## start Input records

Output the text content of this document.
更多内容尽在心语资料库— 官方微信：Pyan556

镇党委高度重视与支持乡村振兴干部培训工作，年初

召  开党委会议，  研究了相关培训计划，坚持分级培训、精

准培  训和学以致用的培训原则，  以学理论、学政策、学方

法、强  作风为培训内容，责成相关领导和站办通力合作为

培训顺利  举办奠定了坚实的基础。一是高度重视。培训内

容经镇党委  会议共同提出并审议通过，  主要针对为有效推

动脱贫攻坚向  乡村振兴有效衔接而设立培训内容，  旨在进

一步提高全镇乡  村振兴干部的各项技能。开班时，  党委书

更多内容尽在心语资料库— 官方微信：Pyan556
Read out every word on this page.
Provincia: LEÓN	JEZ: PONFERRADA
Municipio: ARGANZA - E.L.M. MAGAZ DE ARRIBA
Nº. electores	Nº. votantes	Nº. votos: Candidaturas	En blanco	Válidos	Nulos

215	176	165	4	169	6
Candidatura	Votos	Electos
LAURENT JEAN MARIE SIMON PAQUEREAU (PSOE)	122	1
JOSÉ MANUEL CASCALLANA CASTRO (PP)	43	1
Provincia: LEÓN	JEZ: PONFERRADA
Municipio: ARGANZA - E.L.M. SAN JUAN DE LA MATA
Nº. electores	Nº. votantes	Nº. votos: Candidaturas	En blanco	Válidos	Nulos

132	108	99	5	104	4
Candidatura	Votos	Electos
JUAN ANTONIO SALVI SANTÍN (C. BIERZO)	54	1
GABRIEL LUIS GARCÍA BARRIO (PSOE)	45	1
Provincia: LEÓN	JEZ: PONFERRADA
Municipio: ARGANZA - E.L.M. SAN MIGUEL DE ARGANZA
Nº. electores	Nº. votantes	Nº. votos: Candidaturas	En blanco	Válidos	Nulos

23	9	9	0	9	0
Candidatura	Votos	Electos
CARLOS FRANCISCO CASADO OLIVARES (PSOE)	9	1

## end Input records

What needs to be done: Give an exact repetition of all the material.

Answer to this problem:
Output the text content of this document.
更多内容尽在心语资料库— 官方微信：Pyan556

镇党委高度重视与支持乡村振兴干部培训工作，年初

召  开党委会议，  研究了相关培训计划，坚持分级培训、精

准培  训和学以致用的培训原则，  以学理论、学政策、学方

法、强  作风为培训内容，责成相关领导和站办通力合作为

培训顺利  举办奠定了坚实的基础。一是高度重视。培训内

容经镇党委  会议共同提出并审议通过，  主要针对为有效推

动脱贫攻坚向  乡村振兴有效衔接而设立培训内容，  旨在进

一步提高全镇乡  村振兴干部的各项技能。开班时，  党委书

更多内容尽在心语资料库— 官方微信：Pyan556
Read out every word on this page.
Provincia: LEÓN	JEZ: PONFERRADA
Municipio: ARGANZA - E.L.M. MAGAZ DE ARRIBA
Nº. electores	Nº. votantes	Nº. votos: Candidaturas	En blanco	Válidos	Nulos

215	176	165	4	169	6
Candidatura	Votos	Electos
LAURENT JEAN MARIE SIMON PAQUEREAU (PSOE)	122	1
JOSÉ MANUEL CASCALLANA CASTRO (PP)	43	1
Provincia: LEÓN	JEZ: PONFERRADA
Municipio: ARGANZA - E.L.M. SAN JUAN DE LA MATA
Nº. electores	Nº. votantes	Nº. votos: Candidaturas	En blanco	Válidos	Nulos

132	108	99	5	104	4
Candidatura	Votos	Electos
JUAN ANTONIO SALVI SANTÍN (C. BIERZO)	54	1
GABRIEL LUIS GARCÍA BARRIO (PSOE)	45	1
Provincia: LEÓN	JEZ: PONFERRADA
Municipio: ARGANZA - E.L.M. SAN MIGUEL DE ARGANZA
Nº. electores	Nº. votantes	Nº. votos: Candidaturas	En blanco	Válidos	Nulos

23	9	9	0	9	0
Candidatura	Votos	Electos
CARLOS FRANCISCO CASADO OLIVARES (PSOE)	9	1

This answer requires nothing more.